→ DATA LINES

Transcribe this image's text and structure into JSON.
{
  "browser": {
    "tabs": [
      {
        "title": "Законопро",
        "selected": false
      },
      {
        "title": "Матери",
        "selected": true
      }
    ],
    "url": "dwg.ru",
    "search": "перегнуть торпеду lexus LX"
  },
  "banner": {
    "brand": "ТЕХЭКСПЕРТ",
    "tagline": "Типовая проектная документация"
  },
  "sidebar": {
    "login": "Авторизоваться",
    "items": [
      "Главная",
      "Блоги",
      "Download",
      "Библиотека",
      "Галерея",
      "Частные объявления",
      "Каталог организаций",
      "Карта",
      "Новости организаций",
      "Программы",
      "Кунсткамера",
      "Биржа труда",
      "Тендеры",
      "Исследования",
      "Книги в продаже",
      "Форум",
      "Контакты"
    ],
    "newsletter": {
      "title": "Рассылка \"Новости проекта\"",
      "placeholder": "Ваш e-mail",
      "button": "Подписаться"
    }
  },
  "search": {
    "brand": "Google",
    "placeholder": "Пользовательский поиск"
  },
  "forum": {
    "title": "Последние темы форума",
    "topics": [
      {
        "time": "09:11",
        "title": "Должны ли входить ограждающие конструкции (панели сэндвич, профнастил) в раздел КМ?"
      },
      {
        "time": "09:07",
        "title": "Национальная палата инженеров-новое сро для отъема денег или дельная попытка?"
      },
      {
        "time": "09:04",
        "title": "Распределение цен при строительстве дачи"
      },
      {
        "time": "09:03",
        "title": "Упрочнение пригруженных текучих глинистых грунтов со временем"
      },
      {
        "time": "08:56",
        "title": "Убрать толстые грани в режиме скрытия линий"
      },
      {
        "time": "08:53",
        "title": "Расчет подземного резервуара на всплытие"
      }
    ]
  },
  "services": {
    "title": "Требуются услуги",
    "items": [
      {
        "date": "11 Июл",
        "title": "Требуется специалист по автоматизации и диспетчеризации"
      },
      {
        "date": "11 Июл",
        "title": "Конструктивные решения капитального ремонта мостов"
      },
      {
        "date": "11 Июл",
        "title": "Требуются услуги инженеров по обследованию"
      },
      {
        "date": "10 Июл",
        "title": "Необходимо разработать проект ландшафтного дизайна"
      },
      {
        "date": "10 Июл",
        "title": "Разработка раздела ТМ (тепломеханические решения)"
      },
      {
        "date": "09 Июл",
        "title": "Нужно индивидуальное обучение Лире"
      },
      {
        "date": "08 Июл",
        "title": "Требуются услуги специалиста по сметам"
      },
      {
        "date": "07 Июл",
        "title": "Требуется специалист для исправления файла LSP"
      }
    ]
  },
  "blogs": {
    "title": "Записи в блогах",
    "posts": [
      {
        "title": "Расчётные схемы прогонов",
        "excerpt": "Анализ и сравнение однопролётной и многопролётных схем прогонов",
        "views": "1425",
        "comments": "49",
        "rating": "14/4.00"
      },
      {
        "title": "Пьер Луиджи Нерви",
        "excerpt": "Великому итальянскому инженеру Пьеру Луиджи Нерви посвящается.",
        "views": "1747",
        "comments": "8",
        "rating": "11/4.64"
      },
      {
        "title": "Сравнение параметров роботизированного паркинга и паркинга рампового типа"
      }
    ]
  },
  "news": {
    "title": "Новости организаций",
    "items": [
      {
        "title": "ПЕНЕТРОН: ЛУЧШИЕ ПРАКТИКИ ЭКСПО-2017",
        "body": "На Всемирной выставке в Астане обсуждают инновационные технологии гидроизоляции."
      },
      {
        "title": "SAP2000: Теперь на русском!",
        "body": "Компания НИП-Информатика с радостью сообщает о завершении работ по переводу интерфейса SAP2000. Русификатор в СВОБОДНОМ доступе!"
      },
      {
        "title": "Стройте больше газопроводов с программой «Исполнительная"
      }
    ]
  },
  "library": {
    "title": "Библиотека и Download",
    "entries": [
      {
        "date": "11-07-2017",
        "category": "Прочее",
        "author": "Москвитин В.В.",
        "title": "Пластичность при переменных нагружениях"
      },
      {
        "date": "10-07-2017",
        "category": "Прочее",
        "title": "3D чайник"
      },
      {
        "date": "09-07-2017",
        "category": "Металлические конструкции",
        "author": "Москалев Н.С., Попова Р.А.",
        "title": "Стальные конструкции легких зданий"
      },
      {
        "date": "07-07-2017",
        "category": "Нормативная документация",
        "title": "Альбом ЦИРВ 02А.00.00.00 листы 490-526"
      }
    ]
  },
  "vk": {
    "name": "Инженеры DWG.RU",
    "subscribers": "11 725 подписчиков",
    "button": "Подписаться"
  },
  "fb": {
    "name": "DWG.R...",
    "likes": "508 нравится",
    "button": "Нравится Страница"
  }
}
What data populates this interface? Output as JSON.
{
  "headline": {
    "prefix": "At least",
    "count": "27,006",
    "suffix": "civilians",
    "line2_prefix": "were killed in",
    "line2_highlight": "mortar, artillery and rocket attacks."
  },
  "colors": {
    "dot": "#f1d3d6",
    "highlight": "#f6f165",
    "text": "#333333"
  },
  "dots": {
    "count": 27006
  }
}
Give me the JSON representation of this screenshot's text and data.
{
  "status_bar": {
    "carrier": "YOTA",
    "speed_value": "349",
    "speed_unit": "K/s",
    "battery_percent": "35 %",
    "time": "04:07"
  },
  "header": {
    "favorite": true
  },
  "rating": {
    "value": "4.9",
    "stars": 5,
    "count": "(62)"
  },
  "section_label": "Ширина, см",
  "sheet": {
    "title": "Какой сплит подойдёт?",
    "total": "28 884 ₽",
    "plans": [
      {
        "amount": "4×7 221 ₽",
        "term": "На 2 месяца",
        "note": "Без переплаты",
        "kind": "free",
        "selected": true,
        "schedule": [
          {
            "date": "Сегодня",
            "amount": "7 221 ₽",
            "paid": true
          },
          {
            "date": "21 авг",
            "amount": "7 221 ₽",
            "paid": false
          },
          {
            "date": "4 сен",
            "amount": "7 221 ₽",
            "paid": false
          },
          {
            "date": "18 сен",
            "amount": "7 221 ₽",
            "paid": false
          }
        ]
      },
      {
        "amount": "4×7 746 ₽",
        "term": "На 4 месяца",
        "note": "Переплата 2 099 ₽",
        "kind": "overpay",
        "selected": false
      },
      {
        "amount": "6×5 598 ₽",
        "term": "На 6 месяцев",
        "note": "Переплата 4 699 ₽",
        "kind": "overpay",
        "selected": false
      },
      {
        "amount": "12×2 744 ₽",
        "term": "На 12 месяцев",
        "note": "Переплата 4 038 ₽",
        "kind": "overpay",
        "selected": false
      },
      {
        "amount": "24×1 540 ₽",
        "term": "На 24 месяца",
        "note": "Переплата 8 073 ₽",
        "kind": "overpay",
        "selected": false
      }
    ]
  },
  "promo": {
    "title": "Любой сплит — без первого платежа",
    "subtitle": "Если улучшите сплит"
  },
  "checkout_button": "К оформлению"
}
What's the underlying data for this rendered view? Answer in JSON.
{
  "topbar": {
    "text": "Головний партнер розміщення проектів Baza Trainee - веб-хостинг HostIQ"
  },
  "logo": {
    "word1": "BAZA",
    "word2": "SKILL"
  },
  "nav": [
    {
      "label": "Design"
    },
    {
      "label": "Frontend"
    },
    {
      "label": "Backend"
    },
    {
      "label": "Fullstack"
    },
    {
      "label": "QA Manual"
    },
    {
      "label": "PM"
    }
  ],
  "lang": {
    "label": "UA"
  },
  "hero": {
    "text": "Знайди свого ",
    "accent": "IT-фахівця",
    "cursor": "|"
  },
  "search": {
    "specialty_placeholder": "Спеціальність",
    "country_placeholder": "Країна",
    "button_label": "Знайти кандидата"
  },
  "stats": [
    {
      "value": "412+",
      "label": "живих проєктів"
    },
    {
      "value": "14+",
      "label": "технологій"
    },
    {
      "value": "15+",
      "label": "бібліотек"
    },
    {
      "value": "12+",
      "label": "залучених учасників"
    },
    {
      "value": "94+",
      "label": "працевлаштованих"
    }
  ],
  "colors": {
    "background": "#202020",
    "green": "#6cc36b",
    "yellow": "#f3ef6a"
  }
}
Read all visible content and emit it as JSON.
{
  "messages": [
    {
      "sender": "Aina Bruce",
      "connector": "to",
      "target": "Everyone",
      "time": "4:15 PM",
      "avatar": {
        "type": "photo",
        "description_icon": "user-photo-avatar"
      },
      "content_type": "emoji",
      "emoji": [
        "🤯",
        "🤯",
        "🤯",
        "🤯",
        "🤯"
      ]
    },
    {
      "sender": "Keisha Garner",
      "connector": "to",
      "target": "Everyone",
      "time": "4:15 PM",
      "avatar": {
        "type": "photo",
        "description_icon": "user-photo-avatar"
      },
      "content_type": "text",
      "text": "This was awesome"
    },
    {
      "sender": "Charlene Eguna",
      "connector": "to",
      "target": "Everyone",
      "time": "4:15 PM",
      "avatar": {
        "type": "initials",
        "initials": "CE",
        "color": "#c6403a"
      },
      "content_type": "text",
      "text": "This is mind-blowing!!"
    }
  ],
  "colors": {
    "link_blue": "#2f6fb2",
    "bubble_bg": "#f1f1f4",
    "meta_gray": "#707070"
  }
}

→ WHAT THE EXERCISE ASKS
Search the records for the string "JSON" and return every line in which it occurs.

→ OUTPUT BELOW
Transcribe this image's text and structure into JSON.
What data populates this interface? Output as JSON.
Give me the JSON representation of this screenshot's text and data.
What's the underlying data for this rendered view? Answer in JSON.
Read all visible content and emit it as JSON.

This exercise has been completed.